Items from a data source
•••

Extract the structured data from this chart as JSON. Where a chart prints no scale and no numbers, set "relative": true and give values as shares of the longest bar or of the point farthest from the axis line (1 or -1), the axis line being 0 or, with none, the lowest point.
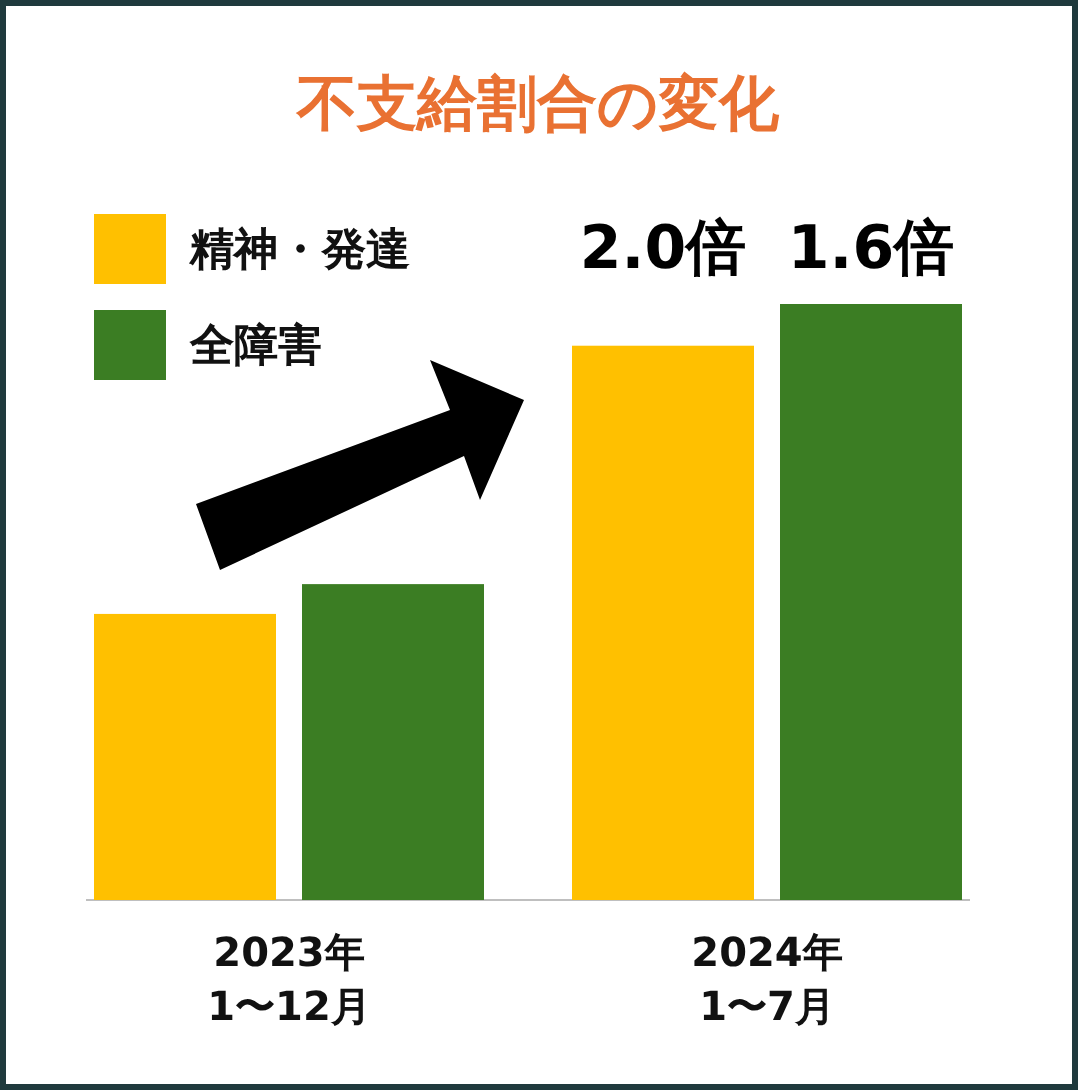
{
  "chart_data": {
    "type": "bar",
    "title": "不支給割合の変化",
    "categories": [
      "2023年\n1〜12月",
      "2024年\n1〜7月"
    ],
    "series": [
      {
        "name": "精神・発達",
        "color": "#ffc000",
        "values": [
          0.48,
          0.93
        ]
      },
      {
        "name": "全障害",
        "color": "#3b7d23",
        "values": [
          0.53,
          1
        ]
      }
    ],
    "relative": true,
    "legend": "top left",
    "annotations": [
      "2.0倍",
      "1.6倍"
    ]
  }
}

•••

## [Set task]
Reproduce the whole listing above word for word, but not its pictures.

## [Result of this task]
Extract the structured data from this chart as JSON. Where a chart prints no scale and no numbers, set "relative": true and give values as shares of the longest bar or of the point farthest from the axis line (1 or -1), the axis line being 0 or, with none, the lowest point.
{
  "chart_data": {
    "type": "bar",
    "title": "不支給割合の変化",
    "categories": [
      "2023年\n1〜12月",
      "2024年\n1〜7月"
    ],
    "series": [
      {
        "name": "精神・発達",
        "color": "#ffc000",
        "values": [
          0.48,
          0.93
        ]
      },
      {
        "name": "全障害",
        "color": "#3b7d23",
        "values": [
          0.53,
          1
        ]
      }
    ],
    "relative": true,
    "legend": "top left",
    "annotations": [
      "2.0倍",
      "1.6倍"
    ]
  }
}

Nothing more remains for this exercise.